## EXERCISE BRIEF:
Exactly reproduce the lines that follow.

## SUPPLIED MATERIAL:
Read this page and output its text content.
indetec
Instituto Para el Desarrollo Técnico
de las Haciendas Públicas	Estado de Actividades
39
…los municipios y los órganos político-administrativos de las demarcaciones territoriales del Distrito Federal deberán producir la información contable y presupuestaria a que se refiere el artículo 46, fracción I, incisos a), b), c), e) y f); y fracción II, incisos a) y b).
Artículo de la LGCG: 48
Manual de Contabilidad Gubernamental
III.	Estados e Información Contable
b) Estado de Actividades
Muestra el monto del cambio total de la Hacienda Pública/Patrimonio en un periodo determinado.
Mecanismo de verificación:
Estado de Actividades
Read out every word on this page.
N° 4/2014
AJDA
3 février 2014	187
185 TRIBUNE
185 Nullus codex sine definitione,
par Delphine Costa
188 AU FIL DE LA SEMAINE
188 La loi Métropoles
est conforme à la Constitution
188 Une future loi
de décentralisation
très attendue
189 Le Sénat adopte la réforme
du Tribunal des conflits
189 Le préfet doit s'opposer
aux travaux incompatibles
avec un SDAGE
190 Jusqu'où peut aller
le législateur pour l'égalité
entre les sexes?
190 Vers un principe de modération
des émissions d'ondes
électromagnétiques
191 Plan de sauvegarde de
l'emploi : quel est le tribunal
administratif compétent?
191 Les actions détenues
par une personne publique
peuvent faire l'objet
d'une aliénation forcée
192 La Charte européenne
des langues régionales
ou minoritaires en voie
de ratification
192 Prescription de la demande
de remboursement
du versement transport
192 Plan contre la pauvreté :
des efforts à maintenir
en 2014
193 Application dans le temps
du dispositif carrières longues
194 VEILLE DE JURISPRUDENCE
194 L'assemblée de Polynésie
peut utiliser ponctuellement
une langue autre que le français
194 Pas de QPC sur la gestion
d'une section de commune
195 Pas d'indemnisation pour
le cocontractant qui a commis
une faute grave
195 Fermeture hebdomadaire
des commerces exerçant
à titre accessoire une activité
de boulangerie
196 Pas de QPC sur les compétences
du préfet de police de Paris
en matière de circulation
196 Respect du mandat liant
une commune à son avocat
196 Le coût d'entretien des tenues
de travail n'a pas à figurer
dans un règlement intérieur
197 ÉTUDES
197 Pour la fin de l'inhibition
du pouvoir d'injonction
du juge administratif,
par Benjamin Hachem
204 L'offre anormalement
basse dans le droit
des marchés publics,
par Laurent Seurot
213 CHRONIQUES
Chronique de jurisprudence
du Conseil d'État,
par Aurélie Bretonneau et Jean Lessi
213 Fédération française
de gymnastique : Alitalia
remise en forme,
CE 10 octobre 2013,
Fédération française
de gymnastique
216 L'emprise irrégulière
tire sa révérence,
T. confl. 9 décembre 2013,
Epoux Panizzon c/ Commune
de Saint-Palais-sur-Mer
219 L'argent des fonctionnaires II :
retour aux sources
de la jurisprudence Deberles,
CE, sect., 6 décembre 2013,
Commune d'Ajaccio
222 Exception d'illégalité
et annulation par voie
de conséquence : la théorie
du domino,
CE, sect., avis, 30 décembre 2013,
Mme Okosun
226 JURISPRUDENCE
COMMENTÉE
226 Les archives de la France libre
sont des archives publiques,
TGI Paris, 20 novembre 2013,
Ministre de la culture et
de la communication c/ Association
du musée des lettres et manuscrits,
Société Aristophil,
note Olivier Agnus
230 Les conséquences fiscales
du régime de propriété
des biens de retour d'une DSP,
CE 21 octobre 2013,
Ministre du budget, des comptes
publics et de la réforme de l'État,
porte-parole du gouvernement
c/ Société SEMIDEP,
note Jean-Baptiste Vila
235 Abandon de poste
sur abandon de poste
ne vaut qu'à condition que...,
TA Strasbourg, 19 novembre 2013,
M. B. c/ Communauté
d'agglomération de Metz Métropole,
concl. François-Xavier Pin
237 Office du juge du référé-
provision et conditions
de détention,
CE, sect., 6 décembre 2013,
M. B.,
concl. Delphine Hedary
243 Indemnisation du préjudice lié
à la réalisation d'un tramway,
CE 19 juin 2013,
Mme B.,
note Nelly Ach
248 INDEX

## EXERCISE RESPONSE:
Read this page and output its text content.
indetec
Instituto Para el Desarrollo Técnico
de las Haciendas Públicas	Estado de Actividades
39
…los municipios y los órganos político-administrativos de las demarcaciones territoriales del Distrito Federal deberán producir la información contable y presupuestaria a que se refiere el artículo 46, fracción I, incisos a), b), c), e) y f); y fracción II, incisos a) y b).
Artículo de la LGCG: 48
Manual de Contabilidad Gubernamental
III.	Estados e Información Contable
b) Estado de Actividades
Muestra el monto del cambio total de la Hacienda Pública/Patrimonio en un periodo determinado.
Mecanismo de verificación:
Estado de Actividades
Read out every word on this page.
N° 4/2014
AJDA
3 février 2014	187
185 TRIBUNE
185 Nullus codex sine definitione,
par Delphine Costa
188 AU FIL DE LA SEMAINE
188 La loi Métropoles
est conforme à la Constitution
188 Une future loi
de décentralisation
très attendue
189 Le Sénat adopte la réforme
du Tribunal des conflits
189 Le préfet doit s'opposer
aux travaux incompatibles
avec un SDAGE
190 Jusqu'où peut aller
le législateur pour l'égalité
entre les sexes?
190 Vers un principe de modération
des émissions d'ondes
électromagnétiques
191 Plan de sauvegarde de
l'emploi : quel est le tribunal
administratif compétent?
191 Les actions détenues
par une personne publique
peuvent faire l'objet
d'une aliénation forcée
192 La Charte européenne
des langues régionales
ou minoritaires en voie
de ratification
192 Prescription de la demande
de remboursement
du versement transport
192 Plan contre la pauvreté :
des efforts à maintenir
en 2014
193 Application dans le temps
du dispositif carrières longues
194 VEILLE DE JURISPRUDENCE
194 L'assemblée de Polynésie
peut utiliser ponctuellement
une langue autre que le français
194 Pas de QPC sur la gestion
d'une section de commune
195 Pas d'indemnisation pour
le cocontractant qui a commis
une faute grave
195 Fermeture hebdomadaire
des commerces exerçant
à titre accessoire une activité
de boulangerie
196 Pas de QPC sur les compétences
du préfet de police de Paris
en matière de circulation
196 Respect du mandat liant
une commune à son avocat
196 Le coût d'entretien des tenues
de travail n'a pas à figurer
dans un règlement intérieur
197 ÉTUDES
197 Pour la fin de l'inhibition
du pouvoir d'injonction
du juge administratif,
par Benjamin Hachem
204 L'offre anormalement
basse dans le droit
des marchés publics,
par Laurent Seurot
213 CHRONIQUES
Chronique de jurisprudence
du Conseil d'État,
par Aurélie Bretonneau et Jean Lessi
213 Fédération française
de gymnastique : Alitalia
remise en forme,
CE 10 octobre 2013,
Fédération française
de gymnastique
216 L'emprise irrégulière
tire sa révérence,
T. confl. 9 décembre 2013,
Epoux Panizzon c/ Commune
de Saint-Palais-sur-Mer
219 L'argent des fonctionnaires II :
retour aux sources
de la jurisprudence Deberles,
CE, sect., 6 décembre 2013,
Commune d'Ajaccio
222 Exception d'illégalité
et annulation par voie
de conséquence : la théorie
du domino,
CE, sect., avis, 30 décembre 2013,
Mme Okosun
226 JURISPRUDENCE
COMMENTÉE
226 Les archives de la France libre
sont des archives publiques,
TGI Paris, 20 novembre 2013,
Ministre de la culture et
de la communication c/ Association
du musée des lettres et manuscrits,
Société Aristophil,
note Olivier Agnus
230 Les conséquences fiscales
du régime de propriété
des biens de retour d'une DSP,
CE 21 octobre 2013,
Ministre du budget, des comptes
publics et de la réforme de l'État,
porte-parole du gouvernement
c/ Société SEMIDEP,
note Jean-Baptiste Vila
235 Abandon de poste
sur abandon de poste
ne vaut qu'à condition que...,
TA Strasbourg, 19 novembre 2013,
M. B. c/ Communauté
d'agglomération de Metz Métropole,
concl. François-Xavier Pin
237 Office du juge du référé-
provision et conditions
de détention,
CE, sect., 6 décembre 2013,
M. B.,
concl. Delphine Hedary
243 Indemnisation du préjudice lié
à la réalisation d'un tramway,
CE 19 juin 2013,
Mme B.,
note Nelly Ach
248 INDEX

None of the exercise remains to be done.